Could you quote the letter about West Philly from "What are Kim" up to and including "I miss you!"?

* _SUPPLIED TEXT_:

● ● ●

Good to know West Philly and the things I'm fond of are still there. I remember waking up in West Philly many times... !! Many mornings on Jessye and Jess' old porch smoking cigarettes. I remember the coffee shop... was it called Satellite? I remember listening to the song Satellite in your car driving to West Philly in the morning to have coffee. Bumping into Corrine... I liked Corrine. I liked hanging out and getting stoned in West Philly. I liked the communal feeling.

As you might have sensed, I must admit that I still feel a stab right through my rib cage whenever I hear that name Rachel. I wish it would go away. My mind needs to reconstruct some memory associations. I am happy to hear she is well. It's the truth. The last I heard from her was when she left Cambodia and I don't know what she was going through but she did not sound happy, so no news is good news:)

Alyssa!!!!!!!!!! I did not see that coming at all! That Alyssa would be out in West Philly Dyke Dance Party!!! That is so awesome! And as much as I wish I was able to be out and about with you, I really wish I was there to party with Alyssa. It has been so long since I last saw her letting loose. Hahaha, I'm so glad you finally went out after not partying at all this summer!

What are Kim and Jessye up to these days besides West Philly Dake Dance Party? I really miss everyone and Philly man. Do you have any idea how much???? Ahhhhhhhhhhrrrrrrrrrr. I miss you!

Hey man good to hear things are looking up there:) Keep it coming right?!?! I'm looking forward to hear about your full time position and just about your life man.

---That was from a scribble I did on the train home on Thursday. I read your Fall, 2008 letter Friday night and Kim is right in saying that we are all going to do something great with our lives.

● ● ●

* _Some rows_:
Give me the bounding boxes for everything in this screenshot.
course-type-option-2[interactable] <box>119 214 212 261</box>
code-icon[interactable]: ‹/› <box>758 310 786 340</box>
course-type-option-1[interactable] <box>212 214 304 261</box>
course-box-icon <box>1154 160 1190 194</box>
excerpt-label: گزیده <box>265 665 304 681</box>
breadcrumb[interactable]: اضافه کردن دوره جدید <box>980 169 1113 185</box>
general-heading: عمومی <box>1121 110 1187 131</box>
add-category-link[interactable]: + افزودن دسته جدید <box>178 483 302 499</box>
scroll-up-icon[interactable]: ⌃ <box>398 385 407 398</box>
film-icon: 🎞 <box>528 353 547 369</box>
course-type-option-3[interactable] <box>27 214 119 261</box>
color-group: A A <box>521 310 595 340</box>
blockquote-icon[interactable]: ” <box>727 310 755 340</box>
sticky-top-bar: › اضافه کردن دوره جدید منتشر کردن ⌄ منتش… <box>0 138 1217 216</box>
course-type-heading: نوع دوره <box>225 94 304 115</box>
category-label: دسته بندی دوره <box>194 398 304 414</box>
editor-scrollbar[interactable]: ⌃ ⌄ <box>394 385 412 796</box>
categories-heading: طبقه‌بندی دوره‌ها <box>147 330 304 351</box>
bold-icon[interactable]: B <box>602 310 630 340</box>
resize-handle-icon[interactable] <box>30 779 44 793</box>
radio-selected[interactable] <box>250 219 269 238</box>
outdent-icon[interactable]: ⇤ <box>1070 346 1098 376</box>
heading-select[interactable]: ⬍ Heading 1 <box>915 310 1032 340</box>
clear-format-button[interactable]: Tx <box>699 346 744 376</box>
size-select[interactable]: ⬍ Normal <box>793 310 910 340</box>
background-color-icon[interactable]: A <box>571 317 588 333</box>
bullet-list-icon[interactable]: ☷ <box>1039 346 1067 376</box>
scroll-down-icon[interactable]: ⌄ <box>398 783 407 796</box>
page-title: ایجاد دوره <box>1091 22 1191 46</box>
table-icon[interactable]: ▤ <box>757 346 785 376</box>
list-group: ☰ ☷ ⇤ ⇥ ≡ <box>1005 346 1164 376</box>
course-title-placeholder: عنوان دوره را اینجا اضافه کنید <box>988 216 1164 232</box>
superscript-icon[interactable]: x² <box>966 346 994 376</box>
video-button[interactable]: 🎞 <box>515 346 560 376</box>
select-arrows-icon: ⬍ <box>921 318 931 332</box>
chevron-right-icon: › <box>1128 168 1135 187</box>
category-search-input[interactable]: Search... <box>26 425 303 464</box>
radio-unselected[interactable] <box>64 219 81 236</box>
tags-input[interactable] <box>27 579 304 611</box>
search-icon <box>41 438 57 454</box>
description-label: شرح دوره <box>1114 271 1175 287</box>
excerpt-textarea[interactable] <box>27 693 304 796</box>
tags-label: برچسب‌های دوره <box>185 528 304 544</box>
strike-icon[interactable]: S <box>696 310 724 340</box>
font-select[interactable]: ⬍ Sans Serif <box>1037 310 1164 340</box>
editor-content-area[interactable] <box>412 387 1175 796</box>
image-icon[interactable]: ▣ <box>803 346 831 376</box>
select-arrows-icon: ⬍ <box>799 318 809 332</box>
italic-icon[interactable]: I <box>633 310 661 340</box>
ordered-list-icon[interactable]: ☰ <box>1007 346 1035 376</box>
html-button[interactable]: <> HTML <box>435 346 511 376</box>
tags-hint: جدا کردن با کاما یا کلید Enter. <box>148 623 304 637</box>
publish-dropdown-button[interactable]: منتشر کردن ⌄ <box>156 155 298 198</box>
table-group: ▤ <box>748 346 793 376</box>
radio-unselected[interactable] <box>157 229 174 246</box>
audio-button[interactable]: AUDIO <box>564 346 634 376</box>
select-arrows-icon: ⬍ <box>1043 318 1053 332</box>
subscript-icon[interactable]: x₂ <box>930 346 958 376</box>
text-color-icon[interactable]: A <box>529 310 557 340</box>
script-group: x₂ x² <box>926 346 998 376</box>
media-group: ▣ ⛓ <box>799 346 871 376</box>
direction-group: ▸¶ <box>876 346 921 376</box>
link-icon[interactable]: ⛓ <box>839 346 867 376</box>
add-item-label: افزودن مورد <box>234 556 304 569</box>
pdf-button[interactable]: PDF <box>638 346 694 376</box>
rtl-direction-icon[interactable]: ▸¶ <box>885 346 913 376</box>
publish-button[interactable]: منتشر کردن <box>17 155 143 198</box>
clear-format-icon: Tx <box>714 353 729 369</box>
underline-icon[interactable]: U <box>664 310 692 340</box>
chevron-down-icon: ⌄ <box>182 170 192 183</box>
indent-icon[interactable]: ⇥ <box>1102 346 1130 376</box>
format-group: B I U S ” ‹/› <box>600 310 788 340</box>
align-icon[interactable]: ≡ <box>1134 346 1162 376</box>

● ● ●

* _EXPECTED OUTPUT_:
What are Kim and Jessye up to these days besides West Philly Dake Dance Party? I really miss everyone and Philly man. Do you have any idea how much???? Ahhhhhhhhhhrrrrrrrrrr. I miss you!